What is required: Tally the lines that include the word "this" and reply with nothing but the total.

Supplied data:
+-------+

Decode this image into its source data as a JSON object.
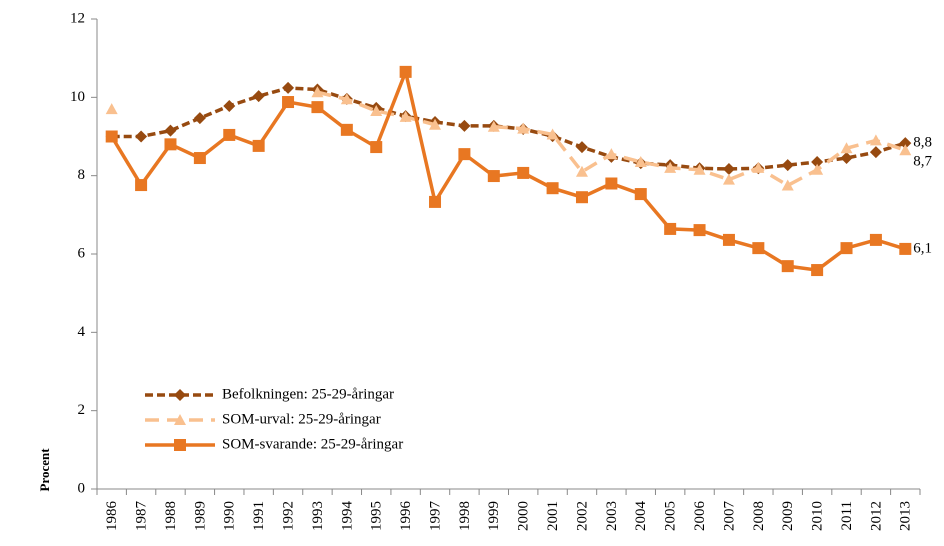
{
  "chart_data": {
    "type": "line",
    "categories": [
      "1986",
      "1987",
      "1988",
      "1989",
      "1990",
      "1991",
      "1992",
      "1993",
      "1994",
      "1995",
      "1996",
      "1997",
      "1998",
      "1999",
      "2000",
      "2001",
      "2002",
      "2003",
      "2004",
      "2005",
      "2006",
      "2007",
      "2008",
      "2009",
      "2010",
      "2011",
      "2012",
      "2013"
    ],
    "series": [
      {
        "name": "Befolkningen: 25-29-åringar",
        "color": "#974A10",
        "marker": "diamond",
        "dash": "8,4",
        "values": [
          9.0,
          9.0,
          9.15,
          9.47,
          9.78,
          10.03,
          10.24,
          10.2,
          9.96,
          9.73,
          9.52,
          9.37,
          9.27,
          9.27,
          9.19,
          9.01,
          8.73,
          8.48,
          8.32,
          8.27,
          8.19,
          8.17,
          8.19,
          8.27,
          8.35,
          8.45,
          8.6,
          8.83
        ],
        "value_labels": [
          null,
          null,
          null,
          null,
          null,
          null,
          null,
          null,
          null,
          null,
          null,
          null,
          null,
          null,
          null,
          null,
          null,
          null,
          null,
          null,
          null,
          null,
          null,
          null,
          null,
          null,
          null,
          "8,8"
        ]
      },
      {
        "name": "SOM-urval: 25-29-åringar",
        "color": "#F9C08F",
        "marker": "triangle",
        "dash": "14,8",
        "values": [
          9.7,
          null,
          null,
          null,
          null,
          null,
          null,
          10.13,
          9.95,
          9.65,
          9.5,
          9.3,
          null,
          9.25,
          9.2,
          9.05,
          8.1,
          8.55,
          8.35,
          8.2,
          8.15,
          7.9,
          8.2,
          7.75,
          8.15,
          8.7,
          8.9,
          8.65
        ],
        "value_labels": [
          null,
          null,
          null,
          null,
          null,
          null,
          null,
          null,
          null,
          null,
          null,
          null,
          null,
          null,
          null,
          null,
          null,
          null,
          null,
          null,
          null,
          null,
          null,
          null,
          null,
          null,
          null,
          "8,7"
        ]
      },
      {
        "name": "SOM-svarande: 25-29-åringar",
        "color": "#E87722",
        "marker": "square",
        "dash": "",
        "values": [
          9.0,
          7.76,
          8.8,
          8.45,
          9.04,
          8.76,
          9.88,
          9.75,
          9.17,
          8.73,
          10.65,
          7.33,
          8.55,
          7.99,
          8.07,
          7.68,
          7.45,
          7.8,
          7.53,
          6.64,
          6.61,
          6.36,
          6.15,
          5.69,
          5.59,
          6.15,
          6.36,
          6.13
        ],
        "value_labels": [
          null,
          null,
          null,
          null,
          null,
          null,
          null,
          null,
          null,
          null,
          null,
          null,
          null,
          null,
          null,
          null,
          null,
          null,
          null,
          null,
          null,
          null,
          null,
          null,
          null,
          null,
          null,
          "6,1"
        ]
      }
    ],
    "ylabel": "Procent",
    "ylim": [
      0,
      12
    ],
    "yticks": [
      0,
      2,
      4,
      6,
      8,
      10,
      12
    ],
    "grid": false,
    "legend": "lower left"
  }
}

+-------+

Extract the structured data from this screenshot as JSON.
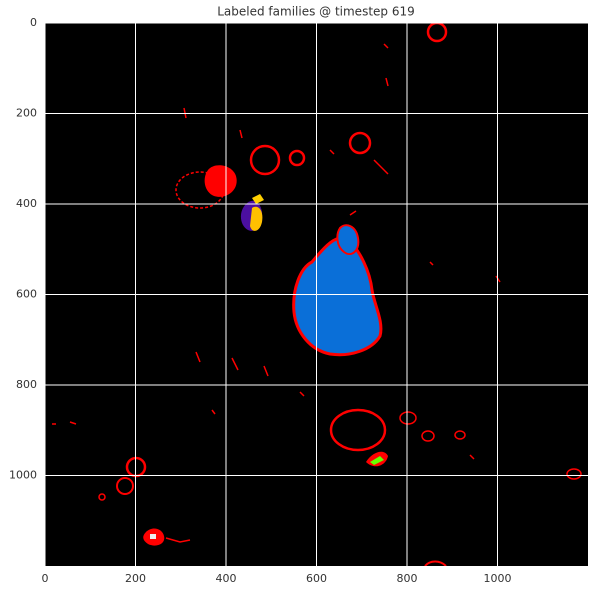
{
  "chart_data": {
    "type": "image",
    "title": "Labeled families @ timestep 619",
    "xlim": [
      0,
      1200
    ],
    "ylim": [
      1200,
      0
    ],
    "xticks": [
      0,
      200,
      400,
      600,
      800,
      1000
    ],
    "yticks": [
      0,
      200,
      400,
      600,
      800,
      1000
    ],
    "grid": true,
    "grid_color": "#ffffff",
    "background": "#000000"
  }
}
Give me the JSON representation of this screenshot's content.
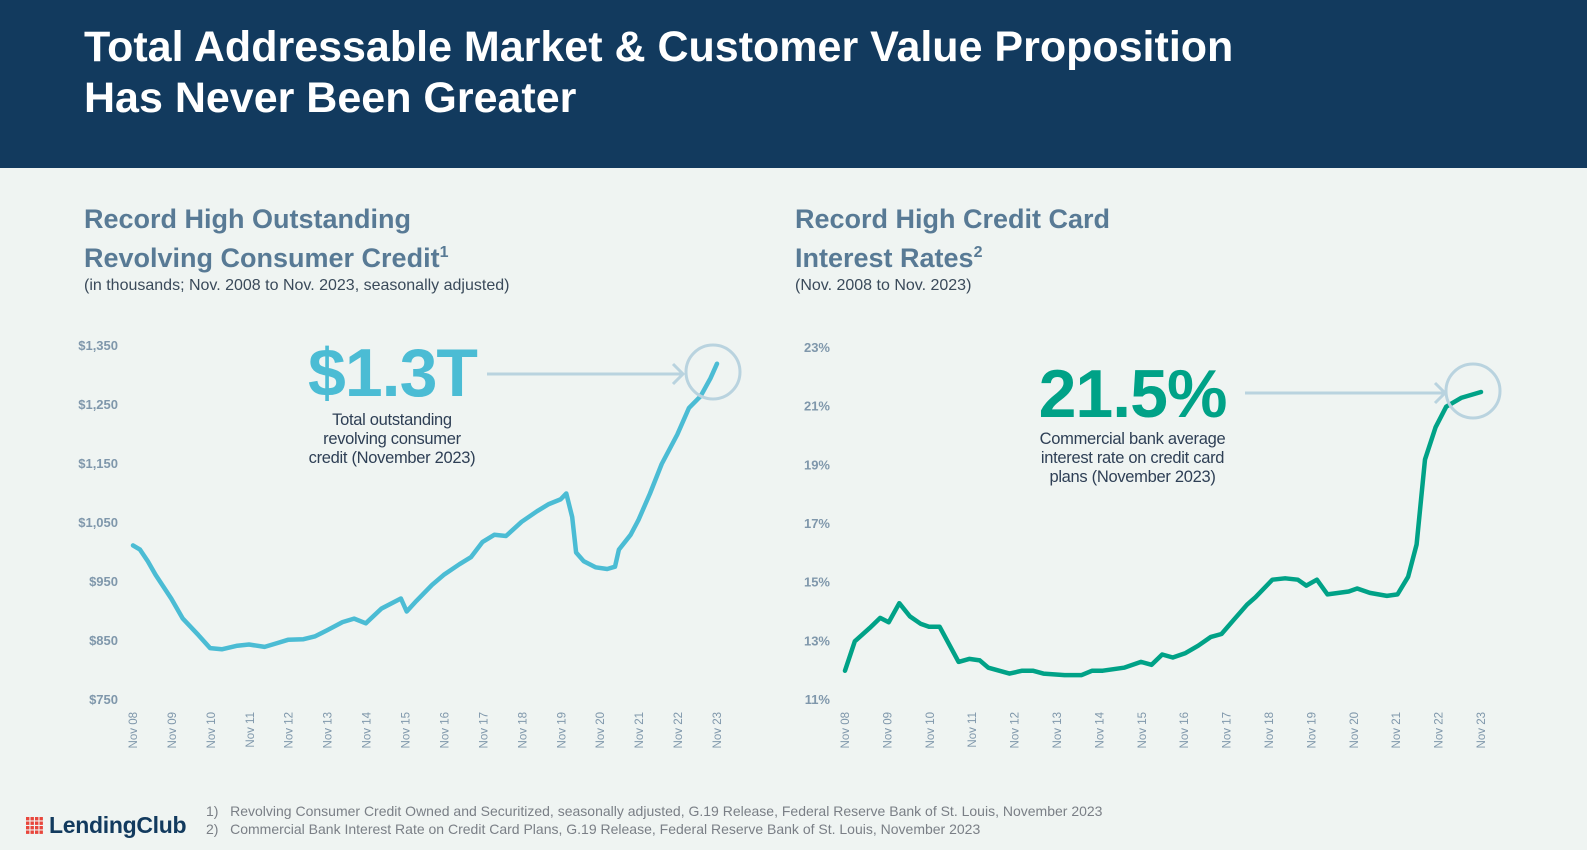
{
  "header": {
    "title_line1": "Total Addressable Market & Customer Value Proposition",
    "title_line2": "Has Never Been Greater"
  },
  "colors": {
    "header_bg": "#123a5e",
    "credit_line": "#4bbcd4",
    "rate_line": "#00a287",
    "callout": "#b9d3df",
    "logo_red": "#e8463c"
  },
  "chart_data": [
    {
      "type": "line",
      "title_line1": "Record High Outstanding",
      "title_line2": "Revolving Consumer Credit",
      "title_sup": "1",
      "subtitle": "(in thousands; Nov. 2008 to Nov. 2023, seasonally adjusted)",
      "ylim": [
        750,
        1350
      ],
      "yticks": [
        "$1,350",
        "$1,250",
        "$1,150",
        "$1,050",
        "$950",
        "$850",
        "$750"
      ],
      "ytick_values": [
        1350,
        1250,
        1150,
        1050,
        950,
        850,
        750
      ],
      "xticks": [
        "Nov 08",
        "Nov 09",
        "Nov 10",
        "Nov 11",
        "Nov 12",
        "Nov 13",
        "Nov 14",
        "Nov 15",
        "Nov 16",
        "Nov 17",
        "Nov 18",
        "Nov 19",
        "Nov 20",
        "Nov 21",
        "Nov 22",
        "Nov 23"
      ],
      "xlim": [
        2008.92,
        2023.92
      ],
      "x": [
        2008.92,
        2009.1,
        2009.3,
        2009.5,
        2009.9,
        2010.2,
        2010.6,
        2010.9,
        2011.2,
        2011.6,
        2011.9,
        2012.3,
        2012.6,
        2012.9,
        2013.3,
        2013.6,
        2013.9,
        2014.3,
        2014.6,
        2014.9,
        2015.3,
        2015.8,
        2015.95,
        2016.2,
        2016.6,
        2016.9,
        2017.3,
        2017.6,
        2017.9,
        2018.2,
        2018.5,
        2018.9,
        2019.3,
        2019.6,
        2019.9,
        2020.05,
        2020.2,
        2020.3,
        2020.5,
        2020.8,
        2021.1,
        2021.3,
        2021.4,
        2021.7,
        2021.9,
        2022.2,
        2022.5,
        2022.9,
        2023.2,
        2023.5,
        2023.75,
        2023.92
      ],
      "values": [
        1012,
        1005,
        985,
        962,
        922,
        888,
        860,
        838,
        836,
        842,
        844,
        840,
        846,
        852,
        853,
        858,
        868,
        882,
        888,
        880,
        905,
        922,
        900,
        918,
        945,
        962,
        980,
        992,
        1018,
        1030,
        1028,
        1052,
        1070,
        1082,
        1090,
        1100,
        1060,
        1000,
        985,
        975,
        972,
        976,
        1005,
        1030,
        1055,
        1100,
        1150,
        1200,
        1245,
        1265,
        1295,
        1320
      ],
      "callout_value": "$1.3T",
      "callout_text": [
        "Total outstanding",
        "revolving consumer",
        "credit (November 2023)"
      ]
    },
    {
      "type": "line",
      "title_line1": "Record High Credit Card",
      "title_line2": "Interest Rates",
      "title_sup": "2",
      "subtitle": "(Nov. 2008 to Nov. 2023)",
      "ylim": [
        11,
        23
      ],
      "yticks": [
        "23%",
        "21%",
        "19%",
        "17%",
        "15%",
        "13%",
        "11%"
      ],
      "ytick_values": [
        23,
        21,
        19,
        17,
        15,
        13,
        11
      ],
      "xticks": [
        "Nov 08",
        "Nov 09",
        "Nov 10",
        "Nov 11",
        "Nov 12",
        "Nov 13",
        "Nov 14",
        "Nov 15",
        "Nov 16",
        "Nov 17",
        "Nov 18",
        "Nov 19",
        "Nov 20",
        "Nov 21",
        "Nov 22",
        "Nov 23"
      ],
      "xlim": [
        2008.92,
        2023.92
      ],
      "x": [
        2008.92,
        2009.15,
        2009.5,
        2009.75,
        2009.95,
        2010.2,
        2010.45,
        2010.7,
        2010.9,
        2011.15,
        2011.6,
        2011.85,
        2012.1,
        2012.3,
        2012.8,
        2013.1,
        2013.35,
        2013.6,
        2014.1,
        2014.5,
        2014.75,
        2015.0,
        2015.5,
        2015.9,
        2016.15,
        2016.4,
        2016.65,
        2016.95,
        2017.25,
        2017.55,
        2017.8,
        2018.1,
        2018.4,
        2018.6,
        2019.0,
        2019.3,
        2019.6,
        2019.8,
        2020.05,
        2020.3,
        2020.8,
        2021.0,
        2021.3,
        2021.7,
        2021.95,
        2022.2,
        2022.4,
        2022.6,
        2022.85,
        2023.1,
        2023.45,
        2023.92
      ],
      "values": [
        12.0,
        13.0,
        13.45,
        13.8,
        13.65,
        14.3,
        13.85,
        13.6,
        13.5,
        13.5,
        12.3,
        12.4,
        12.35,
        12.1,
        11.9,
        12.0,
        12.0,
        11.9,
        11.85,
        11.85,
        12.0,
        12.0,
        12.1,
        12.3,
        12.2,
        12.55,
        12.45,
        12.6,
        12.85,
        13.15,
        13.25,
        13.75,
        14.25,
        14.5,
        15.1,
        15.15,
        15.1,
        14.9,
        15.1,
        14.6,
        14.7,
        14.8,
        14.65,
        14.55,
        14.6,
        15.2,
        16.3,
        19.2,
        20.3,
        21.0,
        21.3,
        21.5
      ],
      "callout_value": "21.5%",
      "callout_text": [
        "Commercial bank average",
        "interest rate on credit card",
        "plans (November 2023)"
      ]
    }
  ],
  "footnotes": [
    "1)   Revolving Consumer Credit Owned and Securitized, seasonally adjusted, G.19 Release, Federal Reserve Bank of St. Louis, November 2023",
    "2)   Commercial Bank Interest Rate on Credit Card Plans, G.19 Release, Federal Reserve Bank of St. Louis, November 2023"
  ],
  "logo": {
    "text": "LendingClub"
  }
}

+-------+

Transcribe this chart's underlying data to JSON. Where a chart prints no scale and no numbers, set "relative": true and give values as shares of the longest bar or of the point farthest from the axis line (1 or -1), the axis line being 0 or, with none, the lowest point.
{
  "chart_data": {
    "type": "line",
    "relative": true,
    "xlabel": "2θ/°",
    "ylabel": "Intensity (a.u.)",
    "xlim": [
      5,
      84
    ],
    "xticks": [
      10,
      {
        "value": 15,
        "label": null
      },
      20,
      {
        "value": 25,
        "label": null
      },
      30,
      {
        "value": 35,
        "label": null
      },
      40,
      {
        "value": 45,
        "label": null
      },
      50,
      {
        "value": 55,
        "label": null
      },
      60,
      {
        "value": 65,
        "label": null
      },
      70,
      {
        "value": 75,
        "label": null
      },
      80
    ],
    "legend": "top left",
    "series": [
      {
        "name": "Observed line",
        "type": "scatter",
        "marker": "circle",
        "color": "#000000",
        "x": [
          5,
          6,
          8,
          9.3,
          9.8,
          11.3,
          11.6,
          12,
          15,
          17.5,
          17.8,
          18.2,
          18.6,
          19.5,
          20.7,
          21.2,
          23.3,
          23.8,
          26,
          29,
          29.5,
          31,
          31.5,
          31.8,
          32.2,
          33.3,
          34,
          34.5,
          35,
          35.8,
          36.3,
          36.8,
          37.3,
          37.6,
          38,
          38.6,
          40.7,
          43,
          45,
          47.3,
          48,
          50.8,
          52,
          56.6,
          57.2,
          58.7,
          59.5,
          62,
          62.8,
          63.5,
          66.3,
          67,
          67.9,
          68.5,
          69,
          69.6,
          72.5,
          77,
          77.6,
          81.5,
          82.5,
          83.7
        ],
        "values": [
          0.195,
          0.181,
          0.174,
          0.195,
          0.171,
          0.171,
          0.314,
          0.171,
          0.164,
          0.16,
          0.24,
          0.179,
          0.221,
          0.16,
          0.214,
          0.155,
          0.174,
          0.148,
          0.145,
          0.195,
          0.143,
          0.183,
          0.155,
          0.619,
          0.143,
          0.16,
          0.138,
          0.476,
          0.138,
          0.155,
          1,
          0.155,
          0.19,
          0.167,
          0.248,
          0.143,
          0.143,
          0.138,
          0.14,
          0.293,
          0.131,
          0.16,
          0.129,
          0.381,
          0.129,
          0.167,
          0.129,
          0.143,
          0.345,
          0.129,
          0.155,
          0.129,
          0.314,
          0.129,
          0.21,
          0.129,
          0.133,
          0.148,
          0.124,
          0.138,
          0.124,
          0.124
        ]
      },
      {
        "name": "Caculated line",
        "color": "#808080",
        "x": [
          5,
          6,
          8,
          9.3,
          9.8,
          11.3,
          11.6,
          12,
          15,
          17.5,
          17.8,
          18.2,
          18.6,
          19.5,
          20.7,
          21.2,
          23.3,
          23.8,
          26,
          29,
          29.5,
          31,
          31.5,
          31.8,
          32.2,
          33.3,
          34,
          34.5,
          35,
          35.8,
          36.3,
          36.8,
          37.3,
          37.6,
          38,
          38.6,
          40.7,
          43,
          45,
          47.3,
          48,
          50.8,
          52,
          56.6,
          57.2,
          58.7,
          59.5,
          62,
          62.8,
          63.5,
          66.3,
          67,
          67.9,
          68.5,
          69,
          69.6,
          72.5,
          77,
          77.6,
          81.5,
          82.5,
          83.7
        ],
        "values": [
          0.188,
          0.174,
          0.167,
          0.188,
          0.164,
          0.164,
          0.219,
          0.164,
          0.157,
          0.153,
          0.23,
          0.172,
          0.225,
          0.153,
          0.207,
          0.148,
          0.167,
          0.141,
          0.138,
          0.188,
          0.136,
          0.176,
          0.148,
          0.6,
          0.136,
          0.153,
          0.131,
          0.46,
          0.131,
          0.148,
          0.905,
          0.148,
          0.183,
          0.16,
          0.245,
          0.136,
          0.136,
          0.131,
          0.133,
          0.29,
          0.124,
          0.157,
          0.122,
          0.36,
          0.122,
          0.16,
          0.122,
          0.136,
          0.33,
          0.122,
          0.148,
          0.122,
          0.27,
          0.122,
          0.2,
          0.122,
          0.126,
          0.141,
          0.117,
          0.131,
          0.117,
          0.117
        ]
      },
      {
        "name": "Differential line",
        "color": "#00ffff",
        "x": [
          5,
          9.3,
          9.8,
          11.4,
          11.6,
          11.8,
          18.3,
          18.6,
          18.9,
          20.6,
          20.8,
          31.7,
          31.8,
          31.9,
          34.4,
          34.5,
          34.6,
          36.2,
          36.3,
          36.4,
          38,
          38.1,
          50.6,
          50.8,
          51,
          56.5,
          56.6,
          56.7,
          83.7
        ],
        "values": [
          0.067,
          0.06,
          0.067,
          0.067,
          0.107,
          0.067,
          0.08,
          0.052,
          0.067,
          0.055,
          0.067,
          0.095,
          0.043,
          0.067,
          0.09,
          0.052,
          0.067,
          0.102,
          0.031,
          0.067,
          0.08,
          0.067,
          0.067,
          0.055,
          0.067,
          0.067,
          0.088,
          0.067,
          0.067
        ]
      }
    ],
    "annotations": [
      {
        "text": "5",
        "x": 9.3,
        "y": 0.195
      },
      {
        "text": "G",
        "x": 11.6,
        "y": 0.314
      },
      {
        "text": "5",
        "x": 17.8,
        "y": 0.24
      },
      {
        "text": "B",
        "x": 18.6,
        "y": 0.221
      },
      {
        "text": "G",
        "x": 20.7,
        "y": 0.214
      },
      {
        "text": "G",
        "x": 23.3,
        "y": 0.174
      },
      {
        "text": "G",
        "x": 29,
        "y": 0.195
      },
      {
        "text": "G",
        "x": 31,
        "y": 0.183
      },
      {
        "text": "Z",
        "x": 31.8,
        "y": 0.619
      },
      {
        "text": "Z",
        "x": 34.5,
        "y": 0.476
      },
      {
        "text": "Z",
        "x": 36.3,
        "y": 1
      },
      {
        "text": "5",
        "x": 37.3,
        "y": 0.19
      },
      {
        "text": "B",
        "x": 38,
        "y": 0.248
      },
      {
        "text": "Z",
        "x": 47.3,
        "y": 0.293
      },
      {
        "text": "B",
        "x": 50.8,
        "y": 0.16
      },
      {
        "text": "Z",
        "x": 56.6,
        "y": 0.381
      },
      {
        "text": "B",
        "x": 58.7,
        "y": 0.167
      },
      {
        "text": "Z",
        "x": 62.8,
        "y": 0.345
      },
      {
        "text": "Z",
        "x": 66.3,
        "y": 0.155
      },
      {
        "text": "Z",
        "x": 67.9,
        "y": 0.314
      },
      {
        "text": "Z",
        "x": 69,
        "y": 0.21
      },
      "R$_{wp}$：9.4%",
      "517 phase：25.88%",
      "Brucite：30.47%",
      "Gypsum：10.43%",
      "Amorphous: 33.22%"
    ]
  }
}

+-------+

Solution to the problem: 4